## What you need to do
Omit the images, then print each record below exactly as it reads.

Extracted data entries
▼

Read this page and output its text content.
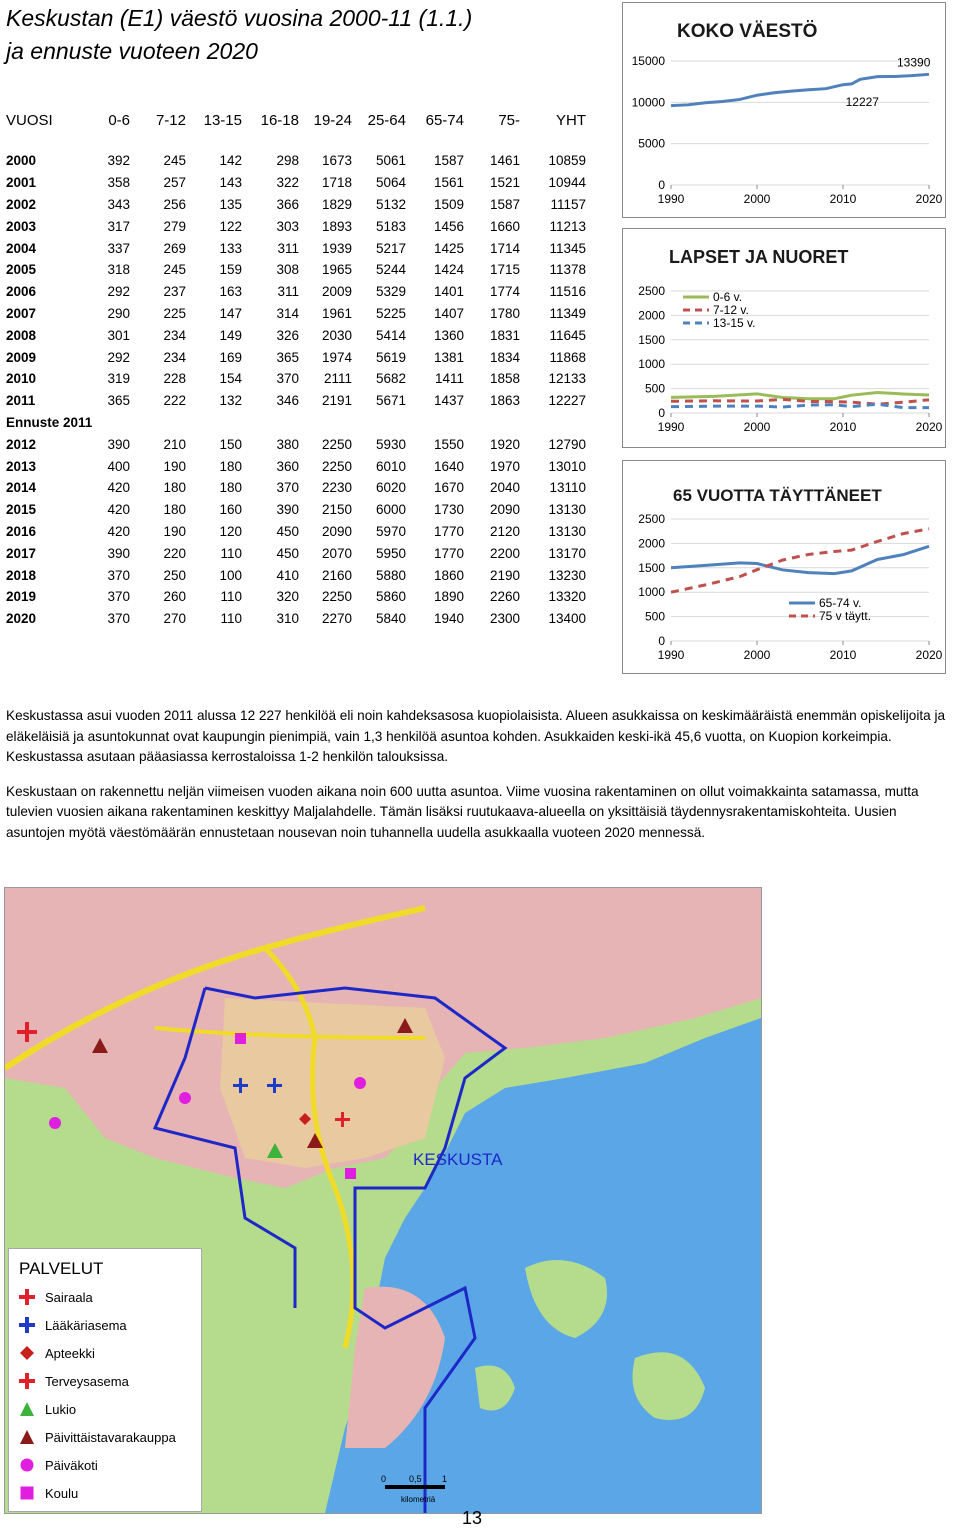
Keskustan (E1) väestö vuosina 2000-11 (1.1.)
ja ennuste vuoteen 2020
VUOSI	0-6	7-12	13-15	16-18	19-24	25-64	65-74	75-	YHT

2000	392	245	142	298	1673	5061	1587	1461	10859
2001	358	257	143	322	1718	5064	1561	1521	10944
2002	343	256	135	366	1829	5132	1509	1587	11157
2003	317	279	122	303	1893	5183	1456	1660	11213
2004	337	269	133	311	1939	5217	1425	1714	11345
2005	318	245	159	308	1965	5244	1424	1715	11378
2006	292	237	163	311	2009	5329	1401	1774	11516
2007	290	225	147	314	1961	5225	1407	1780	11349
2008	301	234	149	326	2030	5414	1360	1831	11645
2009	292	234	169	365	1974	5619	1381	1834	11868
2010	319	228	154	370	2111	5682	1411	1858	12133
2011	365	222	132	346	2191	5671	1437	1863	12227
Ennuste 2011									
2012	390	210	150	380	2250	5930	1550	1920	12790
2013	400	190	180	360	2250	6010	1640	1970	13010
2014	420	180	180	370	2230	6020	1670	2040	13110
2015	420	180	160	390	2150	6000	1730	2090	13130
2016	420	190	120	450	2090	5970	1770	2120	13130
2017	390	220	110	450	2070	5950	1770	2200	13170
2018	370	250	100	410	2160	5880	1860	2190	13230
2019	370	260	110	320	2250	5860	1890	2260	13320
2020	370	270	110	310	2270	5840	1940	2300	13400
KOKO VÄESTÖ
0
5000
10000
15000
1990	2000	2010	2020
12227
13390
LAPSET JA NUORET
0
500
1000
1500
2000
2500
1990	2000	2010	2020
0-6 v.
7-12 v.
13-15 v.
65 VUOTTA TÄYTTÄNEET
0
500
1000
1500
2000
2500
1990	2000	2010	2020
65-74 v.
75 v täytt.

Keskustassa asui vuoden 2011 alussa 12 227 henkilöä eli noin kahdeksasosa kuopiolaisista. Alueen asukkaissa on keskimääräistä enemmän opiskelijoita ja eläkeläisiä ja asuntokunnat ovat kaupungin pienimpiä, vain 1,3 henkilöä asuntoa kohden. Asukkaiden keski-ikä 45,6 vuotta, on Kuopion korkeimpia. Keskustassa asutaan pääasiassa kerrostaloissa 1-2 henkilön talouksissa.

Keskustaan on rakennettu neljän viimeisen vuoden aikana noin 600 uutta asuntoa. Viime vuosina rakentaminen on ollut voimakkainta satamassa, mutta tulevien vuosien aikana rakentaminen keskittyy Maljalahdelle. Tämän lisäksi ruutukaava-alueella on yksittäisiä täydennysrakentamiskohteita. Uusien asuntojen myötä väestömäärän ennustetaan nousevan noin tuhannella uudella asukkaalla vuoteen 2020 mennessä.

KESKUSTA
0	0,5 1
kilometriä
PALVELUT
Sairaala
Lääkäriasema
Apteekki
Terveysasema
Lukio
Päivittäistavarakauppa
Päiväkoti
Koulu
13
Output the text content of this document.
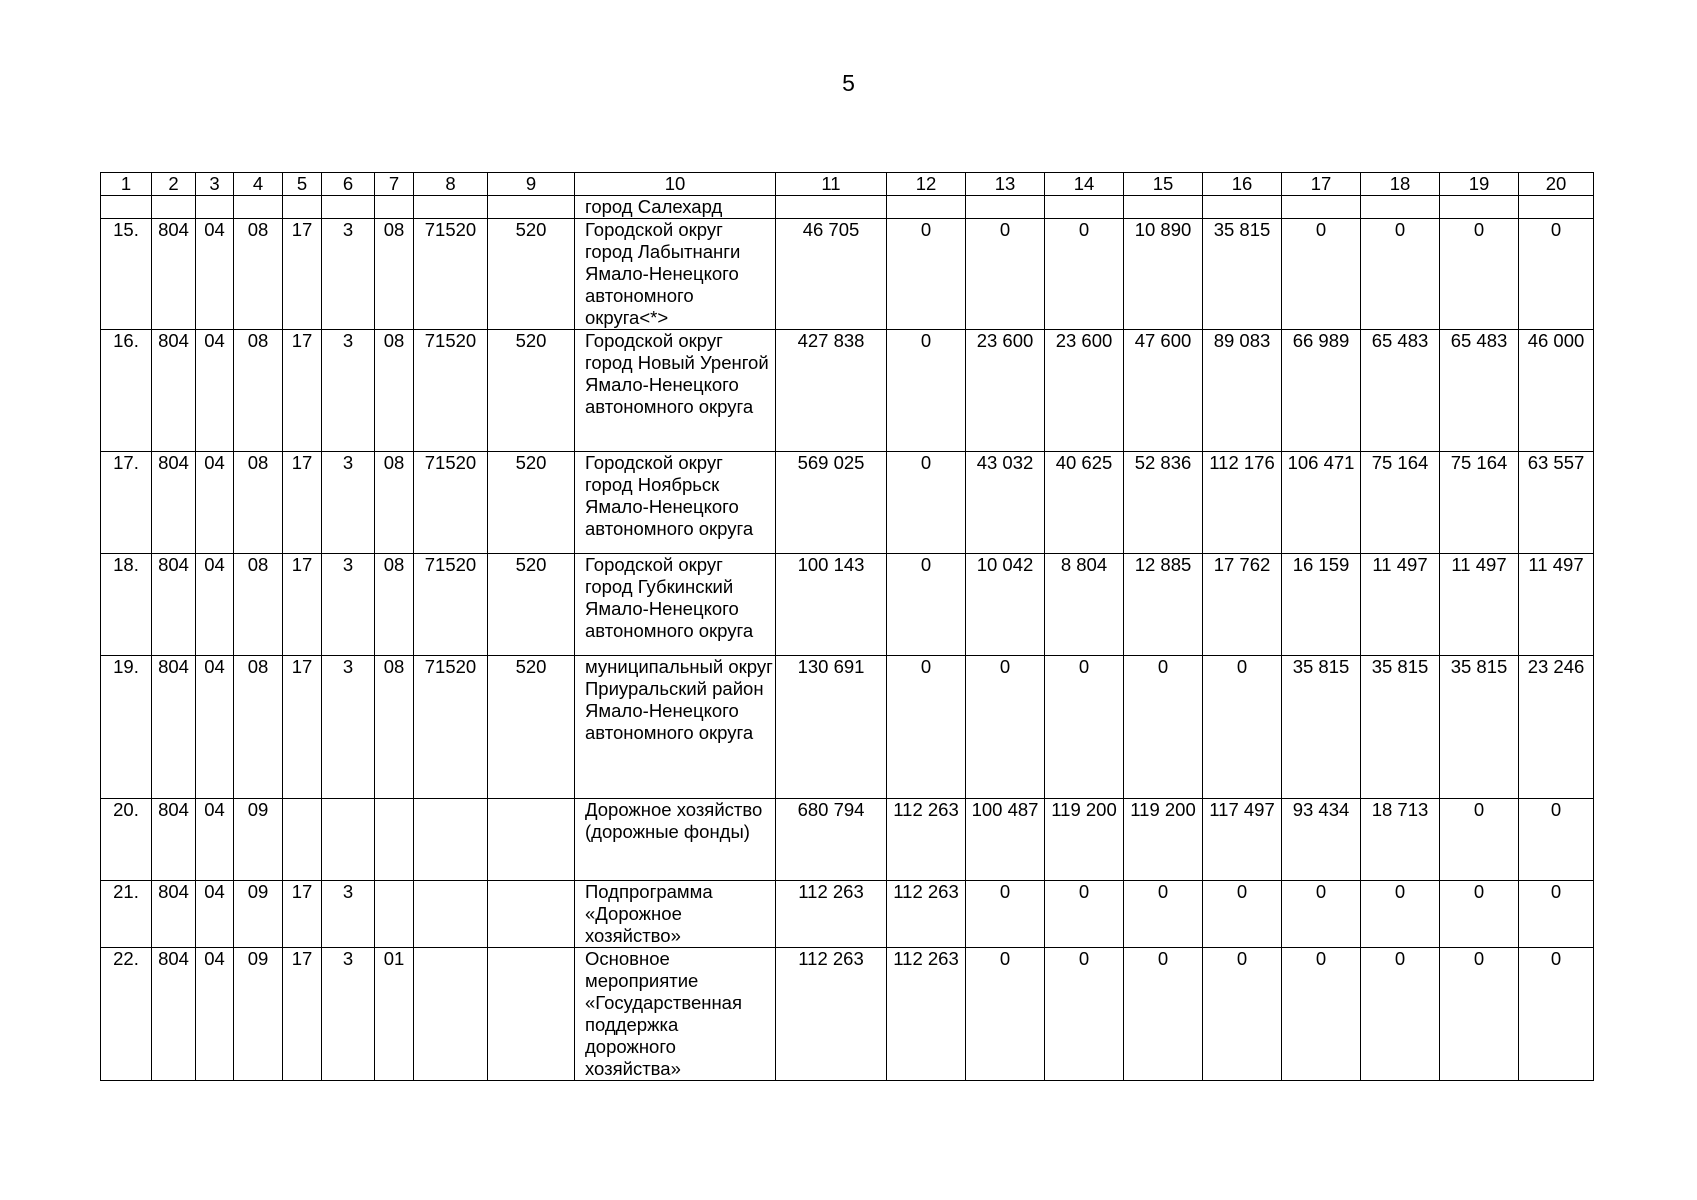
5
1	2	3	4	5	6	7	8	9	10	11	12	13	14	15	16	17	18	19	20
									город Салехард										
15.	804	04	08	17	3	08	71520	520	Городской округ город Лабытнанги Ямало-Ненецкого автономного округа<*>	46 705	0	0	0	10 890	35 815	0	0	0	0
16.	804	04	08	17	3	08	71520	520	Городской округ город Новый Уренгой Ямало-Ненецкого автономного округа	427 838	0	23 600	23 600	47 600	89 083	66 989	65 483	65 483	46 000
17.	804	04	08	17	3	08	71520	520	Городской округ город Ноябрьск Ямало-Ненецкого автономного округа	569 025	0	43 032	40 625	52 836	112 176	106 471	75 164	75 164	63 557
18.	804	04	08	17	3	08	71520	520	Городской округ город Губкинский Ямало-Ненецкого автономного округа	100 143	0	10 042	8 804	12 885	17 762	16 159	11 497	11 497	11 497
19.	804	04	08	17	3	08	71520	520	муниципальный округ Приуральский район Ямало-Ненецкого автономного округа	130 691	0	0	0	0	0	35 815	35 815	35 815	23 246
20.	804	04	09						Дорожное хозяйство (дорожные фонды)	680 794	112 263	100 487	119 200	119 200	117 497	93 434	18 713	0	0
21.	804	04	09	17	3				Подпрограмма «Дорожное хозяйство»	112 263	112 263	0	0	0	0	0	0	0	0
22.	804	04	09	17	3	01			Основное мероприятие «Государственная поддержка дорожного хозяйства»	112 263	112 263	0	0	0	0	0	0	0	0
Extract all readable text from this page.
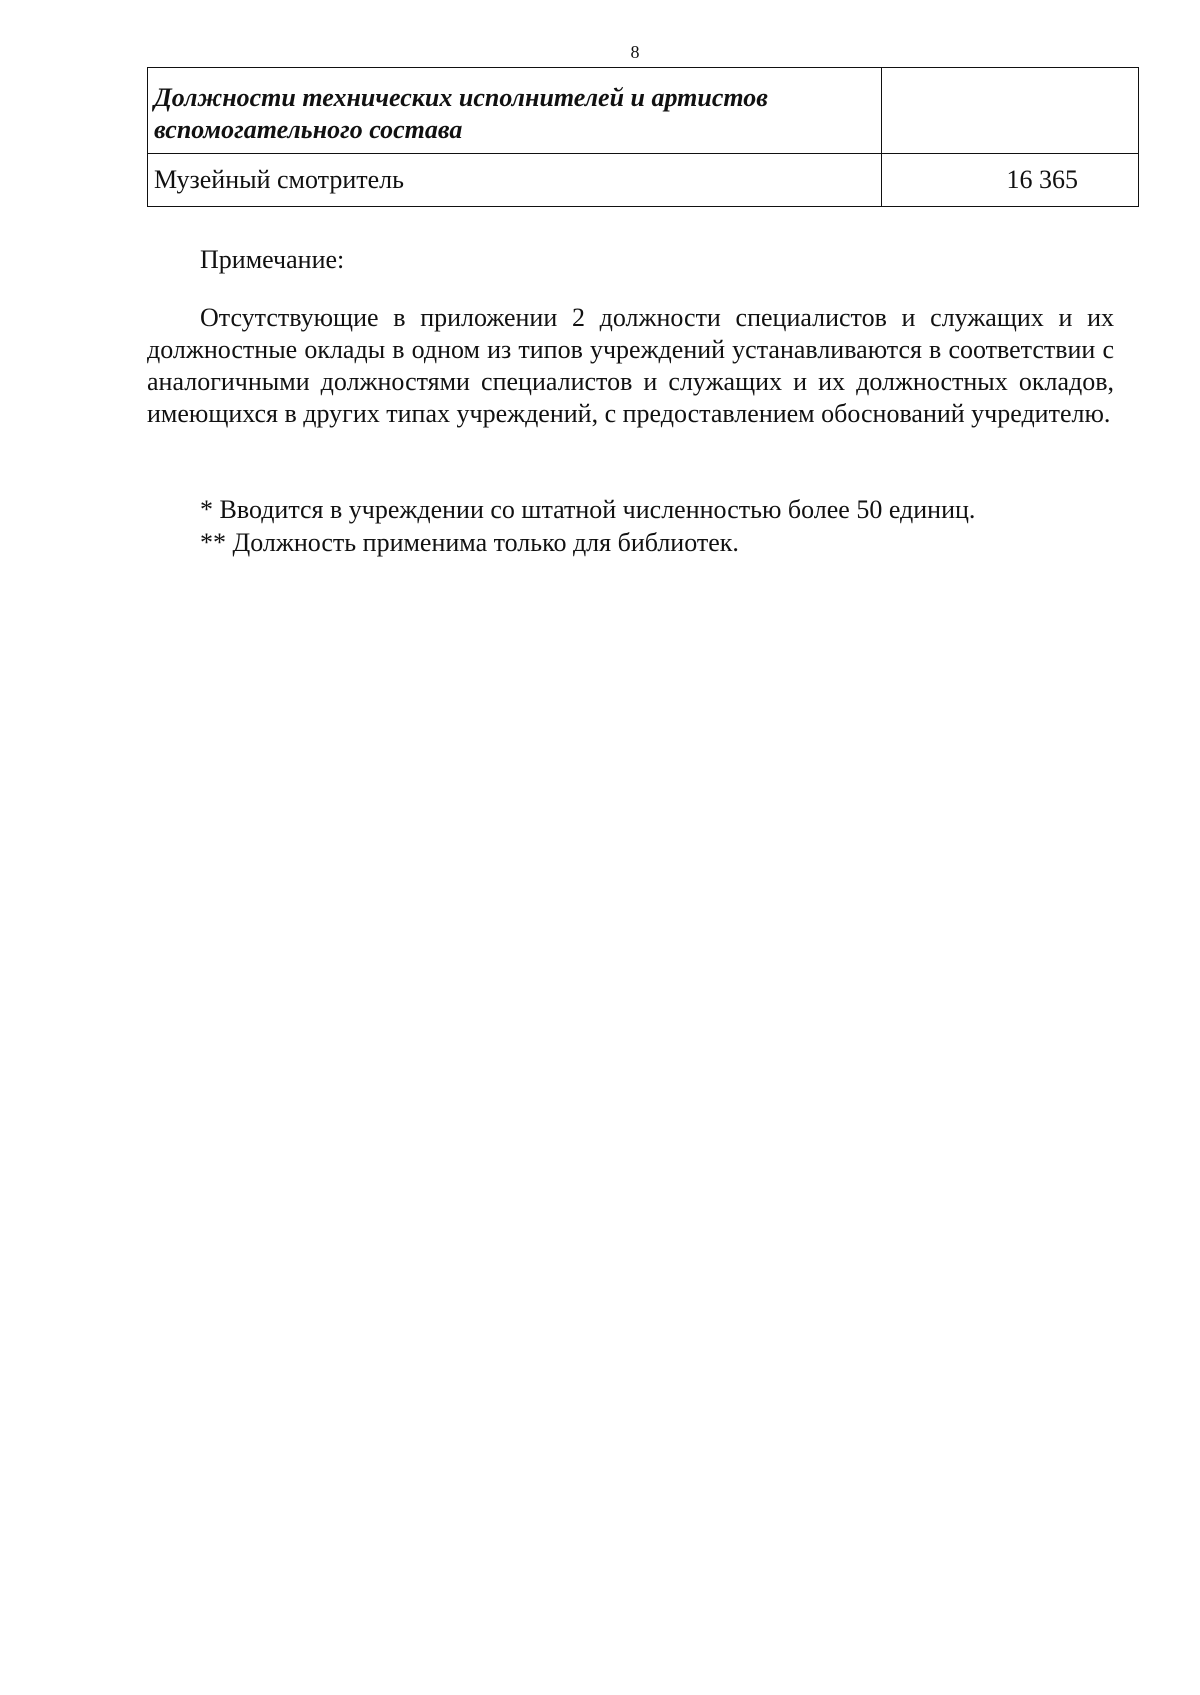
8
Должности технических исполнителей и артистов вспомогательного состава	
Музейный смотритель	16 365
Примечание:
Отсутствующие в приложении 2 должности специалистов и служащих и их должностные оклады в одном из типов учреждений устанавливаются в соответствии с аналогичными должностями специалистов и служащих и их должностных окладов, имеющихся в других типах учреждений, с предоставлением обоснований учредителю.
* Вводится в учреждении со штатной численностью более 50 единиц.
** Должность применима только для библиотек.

▲

## Right answer
Read this page and output its text content.
Keskustan (E1) väestö vuosina 2000-11 (1.1.)
ja ennuste vuoteen 2020
VUOSI	0-6	7-12	13-15	16-18	19-24	25-64	65-74	75-	YHT

2000	392	245	142	298	1673	5061	1587	1461	10859
2001	358	257	143	322	1718	5064	1561	1521	10944
2002	343	256	135	366	1829	5132	1509	1587	11157
2003	317	279	122	303	1893	5183	1456	1660	11213
2004	337	269	133	311	1939	5217	1425	1714	11345
2005	318	245	159	308	1965	5244	1424	1715	11378
2006	292	237	163	311	2009	5329	1401	1774	11516
2007	290	225	147	314	1961	5225	1407	1780	11349
2008	301	234	149	326	2030	5414	1360	1831	11645
2009	292	234	169	365	1974	5619	1381	1834	11868
2010	319	228	154	370	2111	5682	1411	1858	12133
2011	365	222	132	346	2191	5671	1437	1863	12227
Ennuste 2011									
2012	390	210	150	380	2250	5930	1550	1920	12790
2013	400	190	180	360	2250	6010	1640	1970	13010
2014	420	180	180	370	2230	6020	1670	2040	13110
2015	420	180	160	390	2150	6000	1730	2090	13130
2016	420	190	120	450	2090	5970	1770	2120	13130
2017	390	220	110	450	2070	5950	1770	2200	13170
2018	370	250	100	410	2160	5880	1860	2190	13230
2019	370	260	110	320	2250	5860	1890	2260	13320
2020	370	270	110	310	2270	5840	1940	2300	13400
KOKO VÄESTÖ
0
5000
10000
15000
1990	2000	2010	2020
12227
13390
LAPSET JA NUORET
0
500
1000
1500
2000
2500
1990	2000	2010	2020
0-6 v.
7-12 v.
13-15 v.
65 VUOTTA TÄYTTÄNEET
0
500
1000
1500
2000
2500
1990	2000	2010	2020
65-74 v.
75 v täytt.

Keskustassa asui vuoden 2011 alussa 12 227 henkilöä eli noin kahdeksasosa kuopiolaisista. Alueen asukkaissa on keskimääräistä enemmän opiskelijoita ja eläkeläisiä ja asuntokunnat ovat kaupungin pienimpiä, vain 1,3 henkilöä asuntoa kohden. Asukkaiden keski-ikä 45,6 vuotta, on Kuopion korkeimpia. Keskustassa asutaan pääasiassa kerrostaloissa 1-2 henkilön talouksissa.

Keskustaan on rakennettu neljän viimeisen vuoden aikana noin 600 uutta asuntoa. Viime vuosina rakentaminen on ollut voimakkainta satamassa, mutta tulevien vuosien aikana rakentaminen keskittyy Maljalahdelle. Tämän lisäksi ruutukaava-alueella on yksittäisiä täydennysrakentamiskohteita. Uusien asuntojen myötä väestömäärän ennustetaan nousevan noin tuhannella uudella asukkaalla vuoteen 2020 mennessä.

KESKUSTA
0	0,5 1
kilometriä
PALVELUT
Sairaala
Lääkäriasema
Apteekki
Terveysasema
Lukio
Päivittäistavarakauppa
Päiväkoti
Koulu
13
Output the text content of this document.
5
1	2	3	4	5	6	7	8	9	10	11	12	13	14	15	16	17	18	19	20
									город Салехард										
15.	804	04	08	17	3	08	71520	520	Городской округ город Лабытнанги Ямало-Ненецкого автономного округа<*>	46 705	0	0	0	10 890	35 815	0	0	0	0
16.	804	04	08	17	3	08	71520	520	Городской округ город Новый Уренгой Ямало-Ненецкого автономного округа	427 838	0	23 600	23 600	47 600	89 083	66 989	65 483	65 483	46 000
17.	804	04	08	17	3	08	71520	520	Городской округ город Ноябрьск Ямало-Ненецкого автономного округа	569 025	0	43 032	40 625	52 836	112 176	106 471	75 164	75 164	63 557
18.	804	04	08	17	3	08	71520	520	Городской округ город Губкинский Ямало-Ненецкого автономного округа	100 143	0	10 042	8 804	12 885	17 762	16 159	11 497	11 497	11 497
19.	804	04	08	17	3	08	71520	520	муниципальный округ Приуральский район Ямало-Ненецкого автономного округа	130 691	0	0	0	0	0	35 815	35 815	35 815	23 246
20.	804	04	09						Дорожное хозяйство (дорожные фонды)	680 794	112 263	100 487	119 200	119 200	117 497	93 434	18 713	0	0
21.	804	04	09	17	3				Подпрограмма «Дорожное хозяйство»	112 263	112 263	0	0	0	0	0	0	0	0
22.	804	04	09	17	3	01			Основное мероприятие «Государственная поддержка дорожного хозяйства»	112 263	112 263	0	0	0	0	0	0	0	0
Extract all readable text from this page.
8
Должности технических исполнителей и артистов вспомогательного состава	
Музейный смотритель	16 365
Примечание:
Отсутствующие в приложении 2 должности специалистов и служащих и их должностные оклады в одном из типов учреждений устанавливаются в соответствии с аналогичными должностями специалистов и служащих и их должностных окладов, имеющихся в других типах учреждений, с предоставлением обоснований учредителю.
* Вводится в учреждении со штатной численностью более 50 единиц.
** Должность применима только для библиотек.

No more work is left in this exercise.